▸ **EXERCISE OBJECTIVE**:
Can you reproduce the data beneath, keeping every line exact?

[Saved data entries]
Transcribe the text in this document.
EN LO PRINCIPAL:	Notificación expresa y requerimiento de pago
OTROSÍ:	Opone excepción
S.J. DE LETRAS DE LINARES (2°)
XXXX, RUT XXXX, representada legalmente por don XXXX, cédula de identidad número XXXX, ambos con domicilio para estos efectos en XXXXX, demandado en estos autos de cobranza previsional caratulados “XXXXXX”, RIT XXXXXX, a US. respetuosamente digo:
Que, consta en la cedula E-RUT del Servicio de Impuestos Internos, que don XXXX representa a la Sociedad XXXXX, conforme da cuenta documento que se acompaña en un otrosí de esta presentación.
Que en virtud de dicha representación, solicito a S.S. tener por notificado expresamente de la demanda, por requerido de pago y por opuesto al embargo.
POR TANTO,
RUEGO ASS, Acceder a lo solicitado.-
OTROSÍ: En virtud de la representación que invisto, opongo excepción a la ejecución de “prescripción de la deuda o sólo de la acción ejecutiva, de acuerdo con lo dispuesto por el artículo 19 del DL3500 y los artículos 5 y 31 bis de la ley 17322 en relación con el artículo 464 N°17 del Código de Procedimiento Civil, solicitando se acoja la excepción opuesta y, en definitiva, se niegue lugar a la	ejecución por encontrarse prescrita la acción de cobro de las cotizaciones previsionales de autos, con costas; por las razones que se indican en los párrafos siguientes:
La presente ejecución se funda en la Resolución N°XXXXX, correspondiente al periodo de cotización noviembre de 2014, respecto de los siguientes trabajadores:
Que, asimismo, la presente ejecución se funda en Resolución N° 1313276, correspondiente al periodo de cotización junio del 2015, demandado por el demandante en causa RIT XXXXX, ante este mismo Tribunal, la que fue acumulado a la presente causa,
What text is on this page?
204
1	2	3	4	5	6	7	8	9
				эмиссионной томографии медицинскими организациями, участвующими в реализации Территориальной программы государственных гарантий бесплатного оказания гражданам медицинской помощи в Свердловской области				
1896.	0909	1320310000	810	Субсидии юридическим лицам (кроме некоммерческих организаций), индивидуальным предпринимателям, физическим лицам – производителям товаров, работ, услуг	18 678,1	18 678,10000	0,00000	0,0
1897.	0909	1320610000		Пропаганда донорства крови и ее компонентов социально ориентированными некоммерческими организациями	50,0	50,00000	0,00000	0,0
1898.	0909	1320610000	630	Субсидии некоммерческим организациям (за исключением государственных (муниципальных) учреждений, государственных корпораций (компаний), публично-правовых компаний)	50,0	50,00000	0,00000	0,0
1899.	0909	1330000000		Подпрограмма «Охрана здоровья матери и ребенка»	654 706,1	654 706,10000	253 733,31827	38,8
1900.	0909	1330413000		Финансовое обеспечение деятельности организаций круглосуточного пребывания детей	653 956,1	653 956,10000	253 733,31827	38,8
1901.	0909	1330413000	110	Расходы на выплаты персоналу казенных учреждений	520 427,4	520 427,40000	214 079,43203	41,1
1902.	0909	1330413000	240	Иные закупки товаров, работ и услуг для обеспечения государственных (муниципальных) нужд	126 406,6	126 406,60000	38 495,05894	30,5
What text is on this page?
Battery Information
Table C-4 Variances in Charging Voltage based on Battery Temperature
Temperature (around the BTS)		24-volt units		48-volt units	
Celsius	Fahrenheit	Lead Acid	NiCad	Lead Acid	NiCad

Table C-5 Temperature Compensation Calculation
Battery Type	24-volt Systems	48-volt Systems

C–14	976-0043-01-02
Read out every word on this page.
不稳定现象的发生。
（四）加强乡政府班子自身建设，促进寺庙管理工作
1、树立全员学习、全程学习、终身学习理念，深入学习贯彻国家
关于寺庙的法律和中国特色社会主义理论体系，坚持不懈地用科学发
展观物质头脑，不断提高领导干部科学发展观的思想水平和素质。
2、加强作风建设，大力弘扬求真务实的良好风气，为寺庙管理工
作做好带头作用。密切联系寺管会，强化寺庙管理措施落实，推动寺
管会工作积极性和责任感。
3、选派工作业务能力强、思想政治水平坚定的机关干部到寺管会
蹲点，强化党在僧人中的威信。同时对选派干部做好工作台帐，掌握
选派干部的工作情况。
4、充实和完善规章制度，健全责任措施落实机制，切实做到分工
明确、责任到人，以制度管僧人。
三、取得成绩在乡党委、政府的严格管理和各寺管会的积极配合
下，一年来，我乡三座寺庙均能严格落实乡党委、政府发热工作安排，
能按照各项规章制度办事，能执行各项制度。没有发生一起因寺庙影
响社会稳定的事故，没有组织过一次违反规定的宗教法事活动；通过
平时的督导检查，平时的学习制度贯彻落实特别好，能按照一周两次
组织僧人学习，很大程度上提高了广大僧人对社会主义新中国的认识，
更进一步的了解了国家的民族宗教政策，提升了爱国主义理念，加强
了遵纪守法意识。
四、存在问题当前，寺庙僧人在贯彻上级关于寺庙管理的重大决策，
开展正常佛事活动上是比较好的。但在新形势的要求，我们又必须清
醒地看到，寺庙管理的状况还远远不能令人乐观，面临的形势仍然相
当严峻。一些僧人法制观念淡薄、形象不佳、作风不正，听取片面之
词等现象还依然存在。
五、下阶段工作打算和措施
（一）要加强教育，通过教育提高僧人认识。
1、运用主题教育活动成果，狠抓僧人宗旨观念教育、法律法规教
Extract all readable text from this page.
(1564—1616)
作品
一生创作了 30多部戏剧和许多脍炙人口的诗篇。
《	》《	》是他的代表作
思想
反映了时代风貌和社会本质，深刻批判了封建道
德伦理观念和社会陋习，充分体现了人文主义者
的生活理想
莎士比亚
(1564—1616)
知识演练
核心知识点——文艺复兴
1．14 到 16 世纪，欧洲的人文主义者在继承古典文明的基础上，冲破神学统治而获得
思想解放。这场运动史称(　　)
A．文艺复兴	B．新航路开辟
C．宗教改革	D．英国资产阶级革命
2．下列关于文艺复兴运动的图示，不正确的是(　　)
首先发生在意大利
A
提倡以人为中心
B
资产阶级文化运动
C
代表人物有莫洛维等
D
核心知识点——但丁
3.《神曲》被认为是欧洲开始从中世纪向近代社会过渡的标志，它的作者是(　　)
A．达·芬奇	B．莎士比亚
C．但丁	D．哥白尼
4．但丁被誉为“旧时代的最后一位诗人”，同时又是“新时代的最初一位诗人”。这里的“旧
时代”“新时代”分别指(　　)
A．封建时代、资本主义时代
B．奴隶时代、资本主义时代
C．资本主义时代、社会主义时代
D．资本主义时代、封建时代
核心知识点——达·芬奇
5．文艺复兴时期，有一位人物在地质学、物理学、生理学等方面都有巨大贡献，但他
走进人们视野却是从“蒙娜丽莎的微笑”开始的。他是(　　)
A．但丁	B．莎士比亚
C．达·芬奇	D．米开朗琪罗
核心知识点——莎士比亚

▸ **WRITTEN REPLY**:
Transcribe the text in this document.
EN LO PRINCIPAL:	Notificación expresa y requerimiento de pago
OTROSÍ:	Opone excepción
S.J. DE LETRAS DE LINARES (2°)
XXXX, RUT XXXX, representada legalmente por don XXXX, cédula de identidad número XXXX, ambos con domicilio para estos efectos en XXXXX, demandado en estos autos de cobranza previsional caratulados “XXXXXX”, RIT XXXXXX, a US. respetuosamente digo:
Que, consta en la cedula E-RUT del Servicio de Impuestos Internos, que don XXXX representa a la Sociedad XXXXX, conforme da cuenta documento que se acompaña en un otrosí de esta presentación.
Que en virtud de dicha representación, solicito a S.S. tener por notificado expresamente de la demanda, por requerido de pago y por opuesto al embargo.
POR TANTO,
RUEGO ASS, Acceder a lo solicitado.-
OTROSÍ: En virtud de la representación que invisto, opongo excepción a la ejecución de “prescripción de la deuda o sólo de la acción ejecutiva, de acuerdo con lo dispuesto por el artículo 19 del DL3500 y los artículos 5 y 31 bis de la ley 17322 en relación con el artículo 464 N°17 del Código de Procedimiento Civil, solicitando se acoja la excepción opuesta y, en definitiva, se niegue lugar a la	ejecución por encontrarse prescrita la acción de cobro de las cotizaciones previsionales de autos, con costas; por las razones que se indican en los párrafos siguientes:
La presente ejecución se funda en la Resolución N°XXXXX, correspondiente al periodo de cotización noviembre de 2014, respecto de los siguientes trabajadores:
Que, asimismo, la presente ejecución se funda en Resolución N° 1313276, correspondiente al periodo de cotización junio del 2015, demandado por el demandante en causa RIT XXXXX, ante este mismo Tribunal, la que fue acumulado a la presente causa,
What text is on this page?
204
1	2	3	4	5	6	7	8	9
				эмиссионной томографии медицинскими организациями, участвующими в реализации Территориальной программы государственных гарантий бесплатного оказания гражданам медицинской помощи в Свердловской области				
1896.	0909	1320310000	810	Субсидии юридическим лицам (кроме некоммерческих организаций), индивидуальным предпринимателям, физическим лицам – производителям товаров, работ, услуг	18 678,1	18 678,10000	0,00000	0,0
1897.	0909	1320610000		Пропаганда донорства крови и ее компонентов социально ориентированными некоммерческими организациями	50,0	50,00000	0,00000	0,0
1898.	0909	1320610000	630	Субсидии некоммерческим организациям (за исключением государственных (муниципальных) учреждений, государственных корпораций (компаний), публично-правовых компаний)	50,0	50,00000	0,00000	0,0
1899.	0909	1330000000		Подпрограмма «Охрана здоровья матери и ребенка»	654 706,1	654 706,10000	253 733,31827	38,8
1900.	0909	1330413000		Финансовое обеспечение деятельности организаций круглосуточного пребывания детей	653 956,1	653 956,10000	253 733,31827	38,8
1901.	0909	1330413000	110	Расходы на выплаты персоналу казенных учреждений	520 427,4	520 427,40000	214 079,43203	41,1
1902.	0909	1330413000	240	Иные закупки товаров, работ и услуг для обеспечения государственных (муниципальных) нужд	126 406,6	126 406,60000	38 495,05894	30,5
What text is on this page?
Battery Information
Table C-4 Variances in Charging Voltage based on Battery Temperature
Temperature (around the BTS)		24-volt units		48-volt units	
Celsius	Fahrenheit	Lead Acid	NiCad	Lead Acid	NiCad

Table C-5 Temperature Compensation Calculation
Battery Type	24-volt Systems	48-volt Systems

C–14	976-0043-01-02
Read out every word on this page.
不稳定现象的发生。
（四）加强乡政府班子自身建设，促进寺庙管理工作
1、树立全员学习、全程学习、终身学习理念，深入学习贯彻国家
关于寺庙的法律和中国特色社会主义理论体系，坚持不懈地用科学发
展观物质头脑，不断提高领导干部科学发展观的思想水平和素质。
2、加强作风建设，大力弘扬求真务实的良好风气，为寺庙管理工
作做好带头作用。密切联系寺管会，强化寺庙管理措施落实，推动寺
管会工作积极性和责任感。
3、选派工作业务能力强、思想政治水平坚定的机关干部到寺管会
蹲点，强化党在僧人中的威信。同时对选派干部做好工作台帐，掌握
选派干部的工作情况。
4、充实和完善规章制度，健全责任措施落实机制，切实做到分工
明确、责任到人，以制度管僧人。
三、取得成绩在乡党委、政府的严格管理和各寺管会的积极配合
下，一年来，我乡三座寺庙均能严格落实乡党委、政府发热工作安排，
能按照各项规章制度办事，能执行各项制度。没有发生一起因寺庙影
响社会稳定的事故，没有组织过一次违反规定的宗教法事活动；通过
平时的督导检查，平时的学习制度贯彻落实特别好，能按照一周两次
组织僧人学习，很大程度上提高了广大僧人对社会主义新中国的认识，
更进一步的了解了国家的民族宗教政策，提升了爱国主义理念，加强
了遵纪守法意识。
四、存在问题当前，寺庙僧人在贯彻上级关于寺庙管理的重大决策，
开展正常佛事活动上是比较好的。但在新形势的要求，我们又必须清
醒地看到，寺庙管理的状况还远远不能令人乐观，面临的形势仍然相
当严峻。一些僧人法制观念淡薄、形象不佳、作风不正，听取片面之
词等现象还依然存在。
五、下阶段工作打算和措施
（一）要加强教育，通过教育提高僧人认识。
1、运用主题教育活动成果，狠抓僧人宗旨观念教育、法律法规教
Extract all readable text from this page.
(1564—1616)
作品
一生创作了 30多部戏剧和许多脍炙人口的诗篇。
《	》《	》是他的代表作
思想
反映了时代风貌和社会本质，深刻批判了封建道
德伦理观念和社会陋习，充分体现了人文主义者
的生活理想
莎士比亚
(1564—1616)
知识演练
核心知识点——文艺复兴
1．14 到 16 世纪，欧洲的人文主义者在继承古典文明的基础上，冲破神学统治而获得
思想解放。这场运动史称(　　)
A．文艺复兴	B．新航路开辟
C．宗教改革	D．英国资产阶级革命
2．下列关于文艺复兴运动的图示，不正确的是(　　)
首先发生在意大利
A
提倡以人为中心
B
资产阶级文化运动
C
代表人物有莫洛维等
D
核心知识点——但丁
3.《神曲》被认为是欧洲开始从中世纪向近代社会过渡的标志，它的作者是(　　)
A．达·芬奇	B．莎士比亚
C．但丁	D．哥白尼
4．但丁被誉为“旧时代的最后一位诗人”，同时又是“新时代的最初一位诗人”。这里的“旧
时代”“新时代”分别指(　　)
A．封建时代、资本主义时代
B．奴隶时代、资本主义时代
C．资本主义时代、社会主义时代
D．资本主义时代、封建时代
核心知识点——达·芬奇
5．文艺复兴时期，有一位人物在地质学、物理学、生理学等方面都有巨大贡献，但他
走进人们视野却是从“蒙娜丽莎的微笑”开始的。他是(　　)
A．但丁	B．莎士比亚
C．达·芬奇	D．米开朗琪罗
核心知识点——莎士比亚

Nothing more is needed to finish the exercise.